*Given exercise 1:*
Answer these questions from the spanking text below.
(a) By how much does spanking raise the risk of mania?
(b) What kind of bristles did the shoe polishing brush have?
(c) Where was the brush kept?

*Text segment:*
According to the results, as much as 7 percent of adult mental illness may be attributable to childhood physical punishment. Spanking “ups the risk of major depression by 41 percent, alcohol and drug abuse by 59 percent, and mania by 93 percent, among other findings.”
“Harsh physical punishment was associated with increased odds of mood disorders, anxiety disorders, alcohol and drug abuse/dependence, and several personality disorders.”
Note the use of the adjective “harsh,” which is defined as more than just a smack on the bottom. Harsh would be defined as pushing, grabbing, shoving, slapping, hitting.
I was spanked as a child. Many of my generation were, thanks to the belief that sparing the rod spoiled the child. Based on that theory, we were a humble lot. My mother was prone to trigger-hair temper flareups, which often lead to me being chased around the house with a large spoon or being raged at. I never recall her spanking me, but those dressing downs were enough.
My father, the official enforcer, was much more calculated in doling out his corporal punishment. He had a long-handled, shoe polishing brush with stiff horsehair bristles. Its home was the linen closet in the pink bathroom, next to various hues of thick-packed polish. “The Brush” could strike fear by mere mention of its moniker. When it was deemed that one of us misbehaved, which was pretty much all the time, he would calmly ask another sibling to fetch “The Brush.” That was the scariest part. Oftentimes, punishment was meted out at bedtime, we would be in bed. He would ask the offender to roll over on his or her tummy, and if we didn’t, he had the largest hands in the world, and would easily slip them around our ankles, and flip us swiftly over and, with staccato swats, rap us three or four times. And then kiss us good night.
It was not out of anger, but duty. Oddly, I almost took pity on him.
Years later, I don’t suffer from depression, but I can tell you, I have a hard time polishing my shoes.

*Given exercise 2:*
List every row below that contains the string "axis". Case counts.

[Element location data]
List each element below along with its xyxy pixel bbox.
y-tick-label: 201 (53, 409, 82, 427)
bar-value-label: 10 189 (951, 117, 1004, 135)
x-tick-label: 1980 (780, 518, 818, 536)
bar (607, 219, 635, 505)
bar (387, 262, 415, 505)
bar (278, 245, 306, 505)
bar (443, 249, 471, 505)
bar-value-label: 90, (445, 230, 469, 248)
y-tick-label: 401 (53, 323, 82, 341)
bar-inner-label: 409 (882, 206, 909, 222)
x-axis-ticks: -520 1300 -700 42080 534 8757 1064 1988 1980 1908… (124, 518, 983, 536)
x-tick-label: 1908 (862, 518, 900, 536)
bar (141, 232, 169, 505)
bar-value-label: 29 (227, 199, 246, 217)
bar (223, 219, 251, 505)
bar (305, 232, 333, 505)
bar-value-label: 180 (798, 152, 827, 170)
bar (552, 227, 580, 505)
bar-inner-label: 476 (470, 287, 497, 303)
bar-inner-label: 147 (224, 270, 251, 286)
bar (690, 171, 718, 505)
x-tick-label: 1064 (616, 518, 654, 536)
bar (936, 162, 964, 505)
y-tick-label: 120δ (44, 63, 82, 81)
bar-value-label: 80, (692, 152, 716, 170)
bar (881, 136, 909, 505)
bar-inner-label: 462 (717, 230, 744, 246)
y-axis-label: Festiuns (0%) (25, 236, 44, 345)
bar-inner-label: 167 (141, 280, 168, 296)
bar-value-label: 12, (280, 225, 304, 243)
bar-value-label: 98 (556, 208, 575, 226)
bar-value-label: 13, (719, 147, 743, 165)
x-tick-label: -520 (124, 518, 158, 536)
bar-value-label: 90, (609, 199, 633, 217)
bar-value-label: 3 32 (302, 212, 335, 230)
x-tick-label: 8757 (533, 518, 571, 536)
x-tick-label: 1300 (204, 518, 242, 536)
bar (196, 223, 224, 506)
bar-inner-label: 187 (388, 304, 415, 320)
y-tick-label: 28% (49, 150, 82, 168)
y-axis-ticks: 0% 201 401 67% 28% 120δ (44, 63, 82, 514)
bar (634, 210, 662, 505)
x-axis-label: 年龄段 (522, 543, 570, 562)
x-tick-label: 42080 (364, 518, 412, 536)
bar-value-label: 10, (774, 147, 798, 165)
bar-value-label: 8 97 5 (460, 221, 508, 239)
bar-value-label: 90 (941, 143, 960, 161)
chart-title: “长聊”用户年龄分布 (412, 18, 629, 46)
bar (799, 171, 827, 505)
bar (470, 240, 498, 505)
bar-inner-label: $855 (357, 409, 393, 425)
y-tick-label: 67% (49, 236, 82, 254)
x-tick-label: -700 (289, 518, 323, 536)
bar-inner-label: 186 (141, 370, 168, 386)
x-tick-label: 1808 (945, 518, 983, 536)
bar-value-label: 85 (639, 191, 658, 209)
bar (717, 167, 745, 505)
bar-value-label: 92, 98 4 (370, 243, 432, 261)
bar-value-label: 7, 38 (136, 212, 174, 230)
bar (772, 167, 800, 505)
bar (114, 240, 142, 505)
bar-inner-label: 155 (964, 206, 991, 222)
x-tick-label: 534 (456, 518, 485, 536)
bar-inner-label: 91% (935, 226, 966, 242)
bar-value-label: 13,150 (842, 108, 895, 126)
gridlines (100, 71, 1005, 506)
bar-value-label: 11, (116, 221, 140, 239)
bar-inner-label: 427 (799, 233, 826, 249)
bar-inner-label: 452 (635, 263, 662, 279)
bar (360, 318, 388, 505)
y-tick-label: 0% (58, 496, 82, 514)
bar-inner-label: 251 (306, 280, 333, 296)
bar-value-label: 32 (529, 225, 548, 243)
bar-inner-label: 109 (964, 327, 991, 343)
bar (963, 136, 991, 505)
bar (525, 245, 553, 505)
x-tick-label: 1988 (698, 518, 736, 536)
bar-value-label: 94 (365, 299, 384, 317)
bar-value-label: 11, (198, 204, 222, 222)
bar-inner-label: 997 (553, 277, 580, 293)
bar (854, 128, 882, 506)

*Complete response 1:*
(a) By 93 percent.
(b) Stiff horsehair bristles.
(c) In the linen closet in the pink bathroom, next to various hues of thick-packed polish.

*Complete response 2:*
x-axis-ticks: -520 1300 -700 42080 534 8757 1064 1988 1980 1908… (124, 518, 983, 536)
y-axis-label: Festiuns (0%) (25, 236, 44, 345)
y-axis-ticks: 0% 201 401 67% 28% 120δ (44, 63, 82, 514)
x-axis-label: 年龄段 (522, 543, 570, 562)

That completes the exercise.